PROBLEM DETAILS
Below is a block of records; repeat all of them exactly.

Extracted records:
________________________
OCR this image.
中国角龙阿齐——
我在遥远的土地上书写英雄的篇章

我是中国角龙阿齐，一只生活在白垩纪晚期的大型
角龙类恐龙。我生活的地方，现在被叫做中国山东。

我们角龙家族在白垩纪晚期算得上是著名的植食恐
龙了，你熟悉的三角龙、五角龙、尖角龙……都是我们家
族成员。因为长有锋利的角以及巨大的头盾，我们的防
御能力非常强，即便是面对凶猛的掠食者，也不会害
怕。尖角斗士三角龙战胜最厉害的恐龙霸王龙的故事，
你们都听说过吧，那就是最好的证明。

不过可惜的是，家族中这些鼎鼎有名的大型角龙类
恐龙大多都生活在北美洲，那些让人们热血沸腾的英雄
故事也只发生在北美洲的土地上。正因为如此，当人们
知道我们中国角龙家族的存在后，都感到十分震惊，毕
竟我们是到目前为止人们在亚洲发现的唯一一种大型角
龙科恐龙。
________________________
EXERCISE SOLUTION
OCR this image.
中国角龙阿齐——
我在遥远的土地上书写英雄的篇章

我是中国角龙阿齐，一只生活在白垩纪晚期的大型
角龙类恐龙。我生活的地方，现在被叫做中国山东。

我们角龙家族在白垩纪晚期算得上是著名的植食恐
龙了，你熟悉的三角龙、五角龙、尖角龙……都是我们家
族成员。因为长有锋利的角以及巨大的头盾，我们的防
御能力非常强，即便是面对凶猛的掠食者，也不会害
怕。尖角斗士三角龙战胜最厉害的恐龙霸王龙的故事，
你们都听说过吧，那就是最好的证明。

不过可惜的是，家族中这些鼎鼎有名的大型角龙类
恐龙大多都生活在北美洲，那些让人们热血沸腾的英雄
故事也只发生在北美洲的土地上。正因为如此，当人们
知道我们中国角龙家族的存在后，都感到十分震惊，毕
竟我们是到目前为止人们在亚洲发现的唯一一种大型角
龙科恐龙。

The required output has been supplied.